--- BEGIN ---

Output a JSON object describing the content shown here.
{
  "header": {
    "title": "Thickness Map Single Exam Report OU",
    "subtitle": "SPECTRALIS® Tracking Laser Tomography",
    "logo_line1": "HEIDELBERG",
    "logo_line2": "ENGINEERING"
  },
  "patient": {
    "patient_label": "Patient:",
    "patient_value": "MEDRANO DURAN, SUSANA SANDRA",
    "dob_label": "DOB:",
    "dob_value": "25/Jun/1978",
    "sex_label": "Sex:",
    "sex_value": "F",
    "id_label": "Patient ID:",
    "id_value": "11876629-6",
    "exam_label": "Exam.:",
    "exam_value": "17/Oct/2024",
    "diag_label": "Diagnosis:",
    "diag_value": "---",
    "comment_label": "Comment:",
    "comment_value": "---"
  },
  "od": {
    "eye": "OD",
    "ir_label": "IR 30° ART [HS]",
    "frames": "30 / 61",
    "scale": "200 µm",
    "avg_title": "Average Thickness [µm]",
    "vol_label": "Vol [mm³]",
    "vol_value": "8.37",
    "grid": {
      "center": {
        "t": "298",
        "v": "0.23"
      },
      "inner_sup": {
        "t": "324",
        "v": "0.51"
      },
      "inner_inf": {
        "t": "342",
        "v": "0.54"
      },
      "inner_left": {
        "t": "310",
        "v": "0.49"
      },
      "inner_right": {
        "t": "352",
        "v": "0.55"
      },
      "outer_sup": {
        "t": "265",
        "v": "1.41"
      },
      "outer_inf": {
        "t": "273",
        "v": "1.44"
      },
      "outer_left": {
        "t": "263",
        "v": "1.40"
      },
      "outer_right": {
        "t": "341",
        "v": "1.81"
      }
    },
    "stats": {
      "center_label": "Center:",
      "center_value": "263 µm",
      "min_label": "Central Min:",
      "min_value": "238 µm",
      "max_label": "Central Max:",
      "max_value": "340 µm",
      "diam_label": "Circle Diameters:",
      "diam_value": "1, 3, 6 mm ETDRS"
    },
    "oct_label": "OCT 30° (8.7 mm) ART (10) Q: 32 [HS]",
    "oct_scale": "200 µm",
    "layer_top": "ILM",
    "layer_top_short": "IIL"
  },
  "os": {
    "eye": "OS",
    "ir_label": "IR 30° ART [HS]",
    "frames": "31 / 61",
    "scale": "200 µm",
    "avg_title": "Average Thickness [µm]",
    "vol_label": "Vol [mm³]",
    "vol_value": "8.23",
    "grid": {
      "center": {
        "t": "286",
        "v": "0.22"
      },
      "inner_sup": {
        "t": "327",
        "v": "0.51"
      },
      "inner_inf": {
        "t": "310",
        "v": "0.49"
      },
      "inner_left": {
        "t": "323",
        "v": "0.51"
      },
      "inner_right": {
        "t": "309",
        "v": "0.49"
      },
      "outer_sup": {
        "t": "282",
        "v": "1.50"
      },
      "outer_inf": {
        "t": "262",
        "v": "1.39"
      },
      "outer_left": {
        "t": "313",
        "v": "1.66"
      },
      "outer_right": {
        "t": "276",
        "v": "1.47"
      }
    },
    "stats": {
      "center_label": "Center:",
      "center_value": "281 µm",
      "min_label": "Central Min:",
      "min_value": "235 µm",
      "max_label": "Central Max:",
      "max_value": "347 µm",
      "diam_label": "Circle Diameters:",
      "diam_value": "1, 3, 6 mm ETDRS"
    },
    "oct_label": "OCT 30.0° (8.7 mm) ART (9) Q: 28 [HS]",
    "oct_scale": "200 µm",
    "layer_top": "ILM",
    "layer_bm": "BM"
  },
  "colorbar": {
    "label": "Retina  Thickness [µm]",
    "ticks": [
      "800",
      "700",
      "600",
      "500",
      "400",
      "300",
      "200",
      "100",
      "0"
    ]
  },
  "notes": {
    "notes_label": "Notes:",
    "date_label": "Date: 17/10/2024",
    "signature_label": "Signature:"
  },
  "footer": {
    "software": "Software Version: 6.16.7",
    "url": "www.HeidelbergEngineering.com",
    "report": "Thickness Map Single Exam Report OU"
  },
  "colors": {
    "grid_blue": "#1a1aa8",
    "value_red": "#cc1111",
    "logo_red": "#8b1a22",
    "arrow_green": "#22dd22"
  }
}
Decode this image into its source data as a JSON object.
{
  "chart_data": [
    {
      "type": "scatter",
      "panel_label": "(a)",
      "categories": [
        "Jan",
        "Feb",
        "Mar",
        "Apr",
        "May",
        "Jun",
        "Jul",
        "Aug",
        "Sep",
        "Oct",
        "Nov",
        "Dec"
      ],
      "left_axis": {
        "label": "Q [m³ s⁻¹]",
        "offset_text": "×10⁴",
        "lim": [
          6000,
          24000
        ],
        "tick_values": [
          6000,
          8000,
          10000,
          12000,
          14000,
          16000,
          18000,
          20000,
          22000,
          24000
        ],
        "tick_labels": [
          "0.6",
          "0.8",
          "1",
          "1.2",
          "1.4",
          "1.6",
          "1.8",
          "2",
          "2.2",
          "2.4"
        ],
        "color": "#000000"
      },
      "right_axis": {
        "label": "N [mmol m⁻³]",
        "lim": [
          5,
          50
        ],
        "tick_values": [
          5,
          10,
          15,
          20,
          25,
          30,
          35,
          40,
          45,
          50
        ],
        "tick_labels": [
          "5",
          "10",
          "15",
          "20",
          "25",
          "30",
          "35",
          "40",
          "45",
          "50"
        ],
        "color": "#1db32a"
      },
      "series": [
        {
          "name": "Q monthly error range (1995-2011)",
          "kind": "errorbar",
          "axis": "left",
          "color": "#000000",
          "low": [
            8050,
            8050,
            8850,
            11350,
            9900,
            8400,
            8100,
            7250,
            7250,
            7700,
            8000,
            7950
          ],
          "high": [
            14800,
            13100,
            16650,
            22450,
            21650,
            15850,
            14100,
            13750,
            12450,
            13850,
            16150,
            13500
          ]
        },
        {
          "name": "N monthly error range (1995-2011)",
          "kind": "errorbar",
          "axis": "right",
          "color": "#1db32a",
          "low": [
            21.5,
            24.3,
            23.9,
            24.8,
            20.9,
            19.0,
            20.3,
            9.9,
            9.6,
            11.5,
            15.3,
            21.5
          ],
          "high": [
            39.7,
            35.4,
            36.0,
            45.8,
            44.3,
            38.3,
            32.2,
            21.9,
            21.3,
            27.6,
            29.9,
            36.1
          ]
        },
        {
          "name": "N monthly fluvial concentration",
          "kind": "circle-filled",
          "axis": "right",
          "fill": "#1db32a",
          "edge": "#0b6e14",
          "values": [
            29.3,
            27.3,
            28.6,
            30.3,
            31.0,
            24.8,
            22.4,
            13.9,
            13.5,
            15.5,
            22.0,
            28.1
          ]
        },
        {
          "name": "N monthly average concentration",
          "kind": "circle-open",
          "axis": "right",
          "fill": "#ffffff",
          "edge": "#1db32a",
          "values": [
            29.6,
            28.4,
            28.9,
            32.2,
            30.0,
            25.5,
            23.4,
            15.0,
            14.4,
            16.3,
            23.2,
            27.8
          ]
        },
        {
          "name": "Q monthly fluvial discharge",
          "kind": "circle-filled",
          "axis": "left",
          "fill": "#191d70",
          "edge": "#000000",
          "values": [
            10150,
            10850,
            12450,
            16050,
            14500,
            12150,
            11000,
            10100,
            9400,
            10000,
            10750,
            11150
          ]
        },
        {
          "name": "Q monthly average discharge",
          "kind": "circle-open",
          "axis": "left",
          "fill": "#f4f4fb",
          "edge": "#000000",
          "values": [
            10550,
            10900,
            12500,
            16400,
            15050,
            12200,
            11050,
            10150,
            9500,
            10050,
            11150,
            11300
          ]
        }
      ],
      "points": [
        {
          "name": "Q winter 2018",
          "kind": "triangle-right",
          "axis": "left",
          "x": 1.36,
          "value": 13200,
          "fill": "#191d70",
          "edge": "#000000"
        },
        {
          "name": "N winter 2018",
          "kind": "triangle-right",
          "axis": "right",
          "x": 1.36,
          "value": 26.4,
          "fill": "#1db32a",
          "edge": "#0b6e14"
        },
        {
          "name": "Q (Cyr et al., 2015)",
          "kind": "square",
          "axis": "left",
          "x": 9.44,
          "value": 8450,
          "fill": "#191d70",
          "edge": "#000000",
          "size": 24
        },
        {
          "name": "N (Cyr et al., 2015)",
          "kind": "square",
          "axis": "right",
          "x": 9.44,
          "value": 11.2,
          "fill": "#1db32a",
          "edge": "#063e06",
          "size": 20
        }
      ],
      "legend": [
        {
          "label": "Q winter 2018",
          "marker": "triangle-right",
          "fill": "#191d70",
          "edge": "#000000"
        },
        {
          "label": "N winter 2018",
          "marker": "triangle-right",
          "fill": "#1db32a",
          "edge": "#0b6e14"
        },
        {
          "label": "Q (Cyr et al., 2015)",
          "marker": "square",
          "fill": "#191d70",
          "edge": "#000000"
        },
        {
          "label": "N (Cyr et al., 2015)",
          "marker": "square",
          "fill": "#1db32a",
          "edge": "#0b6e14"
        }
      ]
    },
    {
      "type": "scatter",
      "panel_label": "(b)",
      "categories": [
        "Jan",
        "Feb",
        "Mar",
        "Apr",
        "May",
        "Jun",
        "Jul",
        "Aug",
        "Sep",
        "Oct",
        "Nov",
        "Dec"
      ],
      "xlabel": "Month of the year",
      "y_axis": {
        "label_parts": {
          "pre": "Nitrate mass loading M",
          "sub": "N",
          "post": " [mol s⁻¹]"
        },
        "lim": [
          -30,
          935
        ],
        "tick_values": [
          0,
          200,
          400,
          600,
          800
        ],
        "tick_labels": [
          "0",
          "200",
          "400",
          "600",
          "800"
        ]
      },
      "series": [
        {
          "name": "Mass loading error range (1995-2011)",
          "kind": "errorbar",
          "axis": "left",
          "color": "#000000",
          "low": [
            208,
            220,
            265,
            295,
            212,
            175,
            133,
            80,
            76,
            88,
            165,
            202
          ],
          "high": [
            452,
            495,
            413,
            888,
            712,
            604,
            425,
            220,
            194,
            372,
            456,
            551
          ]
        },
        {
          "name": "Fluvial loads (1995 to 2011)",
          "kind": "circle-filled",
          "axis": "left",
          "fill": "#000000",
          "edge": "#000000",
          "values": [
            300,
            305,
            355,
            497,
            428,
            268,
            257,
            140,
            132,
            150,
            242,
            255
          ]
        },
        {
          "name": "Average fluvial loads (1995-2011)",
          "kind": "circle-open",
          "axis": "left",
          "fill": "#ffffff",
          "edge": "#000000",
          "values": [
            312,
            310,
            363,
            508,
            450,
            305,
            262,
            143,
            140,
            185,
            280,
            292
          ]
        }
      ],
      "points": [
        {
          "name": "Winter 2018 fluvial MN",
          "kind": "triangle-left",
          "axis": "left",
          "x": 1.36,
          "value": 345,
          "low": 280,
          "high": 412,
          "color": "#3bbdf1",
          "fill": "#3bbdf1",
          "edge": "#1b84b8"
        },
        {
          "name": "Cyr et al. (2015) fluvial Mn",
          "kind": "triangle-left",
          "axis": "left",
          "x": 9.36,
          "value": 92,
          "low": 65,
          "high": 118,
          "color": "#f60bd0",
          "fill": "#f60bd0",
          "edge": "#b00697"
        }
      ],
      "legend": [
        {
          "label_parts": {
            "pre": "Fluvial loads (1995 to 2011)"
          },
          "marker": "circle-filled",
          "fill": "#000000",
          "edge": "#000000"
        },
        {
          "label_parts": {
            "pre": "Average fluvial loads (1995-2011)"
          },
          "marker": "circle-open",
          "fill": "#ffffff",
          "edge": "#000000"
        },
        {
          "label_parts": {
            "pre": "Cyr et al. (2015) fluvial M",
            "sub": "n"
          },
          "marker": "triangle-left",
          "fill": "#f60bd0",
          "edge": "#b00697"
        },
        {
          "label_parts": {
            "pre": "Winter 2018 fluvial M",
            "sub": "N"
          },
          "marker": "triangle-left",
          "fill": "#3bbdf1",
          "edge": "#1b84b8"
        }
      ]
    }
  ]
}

--- END ---

SET TASK
Isolate each line of the listing above that includes "Thickness". Copy it.

TASK RESULT
    "title": "Thickness Map Single Exam Report OU",
    "avg_title": "Average Thickness [µm]",
    "avg_title": "Average Thickness [µm]",
    "label": "Retina  Thickness [µm]",
    "report": "Thickness Map Single Exam Report OU"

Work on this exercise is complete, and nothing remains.